## Direction
Go through the data below. List every line that holds the word "title".
-- start of Raw data --
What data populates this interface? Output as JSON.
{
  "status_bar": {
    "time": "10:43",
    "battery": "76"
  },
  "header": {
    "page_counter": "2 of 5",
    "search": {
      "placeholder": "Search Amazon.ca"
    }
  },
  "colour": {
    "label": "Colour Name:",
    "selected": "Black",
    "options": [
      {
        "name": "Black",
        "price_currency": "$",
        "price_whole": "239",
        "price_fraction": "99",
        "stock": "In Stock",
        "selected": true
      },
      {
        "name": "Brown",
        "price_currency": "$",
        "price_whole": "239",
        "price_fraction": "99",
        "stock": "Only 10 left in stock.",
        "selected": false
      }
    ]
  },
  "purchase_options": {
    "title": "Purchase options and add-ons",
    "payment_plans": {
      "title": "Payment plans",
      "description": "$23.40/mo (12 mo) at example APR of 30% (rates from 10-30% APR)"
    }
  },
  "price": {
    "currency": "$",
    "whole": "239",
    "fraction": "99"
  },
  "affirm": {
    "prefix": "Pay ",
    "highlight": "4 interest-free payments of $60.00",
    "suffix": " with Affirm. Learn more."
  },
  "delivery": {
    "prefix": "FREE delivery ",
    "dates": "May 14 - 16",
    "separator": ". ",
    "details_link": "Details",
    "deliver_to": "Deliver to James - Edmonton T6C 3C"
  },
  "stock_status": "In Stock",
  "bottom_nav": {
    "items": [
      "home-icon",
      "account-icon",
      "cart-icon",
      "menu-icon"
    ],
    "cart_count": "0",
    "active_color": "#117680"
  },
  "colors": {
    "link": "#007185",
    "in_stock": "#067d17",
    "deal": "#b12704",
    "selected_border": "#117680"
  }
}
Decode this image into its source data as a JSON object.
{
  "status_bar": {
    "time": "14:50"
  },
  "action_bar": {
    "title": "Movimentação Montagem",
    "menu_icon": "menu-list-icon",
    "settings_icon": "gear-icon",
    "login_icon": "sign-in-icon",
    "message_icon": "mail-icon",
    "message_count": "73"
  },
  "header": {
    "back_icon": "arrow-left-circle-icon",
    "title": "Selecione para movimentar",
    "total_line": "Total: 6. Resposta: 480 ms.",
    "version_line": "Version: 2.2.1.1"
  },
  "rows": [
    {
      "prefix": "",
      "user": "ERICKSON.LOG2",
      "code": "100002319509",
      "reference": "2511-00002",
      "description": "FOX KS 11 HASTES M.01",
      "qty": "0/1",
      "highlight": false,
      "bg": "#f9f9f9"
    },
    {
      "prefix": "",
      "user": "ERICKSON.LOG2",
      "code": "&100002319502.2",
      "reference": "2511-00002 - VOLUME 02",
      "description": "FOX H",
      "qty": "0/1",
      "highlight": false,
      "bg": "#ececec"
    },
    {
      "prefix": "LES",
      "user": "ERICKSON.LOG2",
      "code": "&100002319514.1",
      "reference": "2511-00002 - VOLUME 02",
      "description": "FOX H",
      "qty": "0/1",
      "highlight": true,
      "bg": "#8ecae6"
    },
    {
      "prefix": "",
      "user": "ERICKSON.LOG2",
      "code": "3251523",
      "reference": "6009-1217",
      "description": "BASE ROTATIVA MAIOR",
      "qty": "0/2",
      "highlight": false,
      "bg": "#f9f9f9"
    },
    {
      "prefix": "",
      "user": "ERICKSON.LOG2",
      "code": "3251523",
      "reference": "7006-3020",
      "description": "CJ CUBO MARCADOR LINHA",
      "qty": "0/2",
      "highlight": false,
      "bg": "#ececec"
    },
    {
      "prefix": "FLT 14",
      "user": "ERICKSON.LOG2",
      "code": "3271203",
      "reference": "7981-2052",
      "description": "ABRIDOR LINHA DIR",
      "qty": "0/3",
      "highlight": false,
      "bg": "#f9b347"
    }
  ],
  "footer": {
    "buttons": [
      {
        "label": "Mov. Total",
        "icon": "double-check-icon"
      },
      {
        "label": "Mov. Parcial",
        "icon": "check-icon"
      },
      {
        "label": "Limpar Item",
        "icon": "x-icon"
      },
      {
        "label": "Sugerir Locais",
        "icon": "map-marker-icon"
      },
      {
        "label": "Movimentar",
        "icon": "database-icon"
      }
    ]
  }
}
-- end of Raw data --
## Completed exercise
    "title": "Purchase options and add-ons",
      "title": "Payment plans",
    "title": "Movimentação Montagem",
    "title": "Selecione para movimentar",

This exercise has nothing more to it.